▽
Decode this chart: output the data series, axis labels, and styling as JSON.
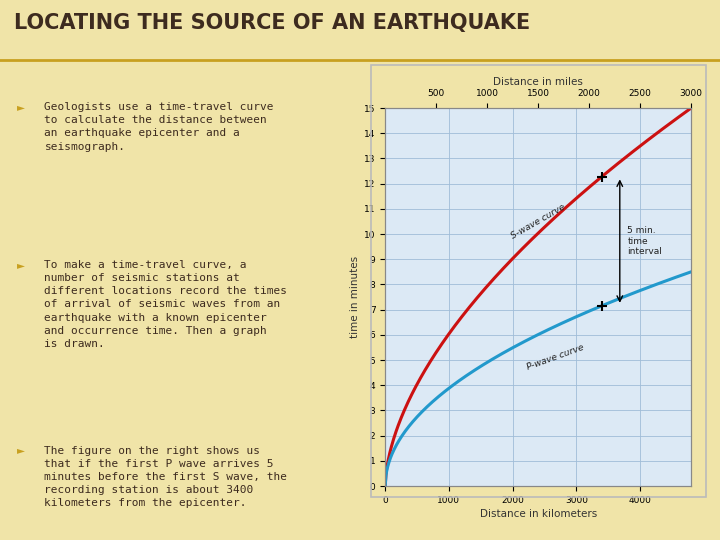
{
  "title": "LOCATING THE SOURCE OF AN EARTHQUAKE",
  "title_color": "#3d2b1f",
  "title_underline_color": "#c8a020",
  "bg_color": "#f0e4a8",
  "bullet_color": "#c8a020",
  "text_color": "#3d2b1f",
  "bullets": [
    "Geologists use a time-travel curve\nto calculate the distance between\nan earthquake epicenter and a\nseismograph.",
    "To make a time-travel curve, a\nnumber of seismic stations at\ndifferent locations record the times\nof arrival of seismic waves from an\nearthquake with a known epicenter\nand occurrence time. Then a graph\nis drawn.",
    "The figure on the right shows us\nthat if the first P wave arrives 5\nminutes before the first S wave, the\nrecording station is about 3400\nkilometers from the epicenter."
  ],
  "chart_bg": "#dce9f5",
  "chart_grid_color": "#a0bcd8",
  "s_wave_color": "#cc1111",
  "p_wave_color": "#2299cc",
  "xlabel": "Distance in kilometers",
  "ylabel": "time in minutes",
  "top_xlabel": "Distance in miles",
  "xlim_km": [
    0,
    4800
  ],
  "ylim": [
    0,
    15
  ],
  "yticks": [
    0,
    1,
    2,
    3,
    4,
    5,
    6,
    7,
    8,
    9,
    10,
    11,
    12,
    13,
    14,
    15
  ],
  "xticks_km": [
    0,
    1000,
    2000,
    3000,
    4000
  ],
  "xticks_miles": [
    500,
    1000,
    1500,
    2000,
    2500,
    3000
  ],
  "s_wave_label": "S-wave curve",
  "p_wave_label": "P-wave curve",
  "interval_label": "5 min.\ntime\ninterval",
  "marker_x_km": 3400
}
△
■ Task
Leave out the pictures and transcribe everything else exactly.

■ Completed task
Decode this chart: output the data series, axis labels, and styling as JSON.
{
  "title": "LOCATING THE SOURCE OF AN EARTHQUAKE",
  "title_color": "#3d2b1f",
  "title_underline_color": "#c8a020",
  "bg_color": "#f0e4a8",
  "bullet_color": "#c8a020",
  "text_color": "#3d2b1f",
  "bullets": [
    "Geologists use a time-travel curve\nto calculate the distance between\nan earthquake epicenter and a\nseismograph.",
    "To make a time-travel curve, a\nnumber of seismic stations at\ndifferent locations record the times\nof arrival of seismic waves from an\nearthquake with a known epicenter\nand occurrence time. Then a graph\nis drawn.",
    "The figure on the right shows us\nthat if the first P wave arrives 5\nminutes before the first S wave, the\nrecording station is about 3400\nkilometers from the epicenter."
  ],
  "chart_bg": "#dce9f5",
  "chart_grid_color": "#a0bcd8",
  "s_wave_color": "#cc1111",
  "p_wave_color": "#2299cc",
  "xlabel": "Distance in kilometers",
  "ylabel": "time in minutes",
  "top_xlabel": "Distance in miles",
  "xlim_km": [
    0,
    4800
  ],
  "ylim": [
    0,
    15
  ],
  "yticks": [
    0,
    1,
    2,
    3,
    4,
    5,
    6,
    7,
    8,
    9,
    10,
    11,
    12,
    13,
    14,
    15
  ],
  "xticks_km": [
    0,
    1000,
    2000,
    3000,
    4000
  ],
  "xticks_miles": [
    500,
    1000,
    1500,
    2000,
    2500,
    3000
  ],
  "s_wave_label": "S-wave curve",
  "p_wave_label": "P-wave curve",
  "interval_label": "5 min.\ntime\ninterval",
  "marker_x_km": 3400
}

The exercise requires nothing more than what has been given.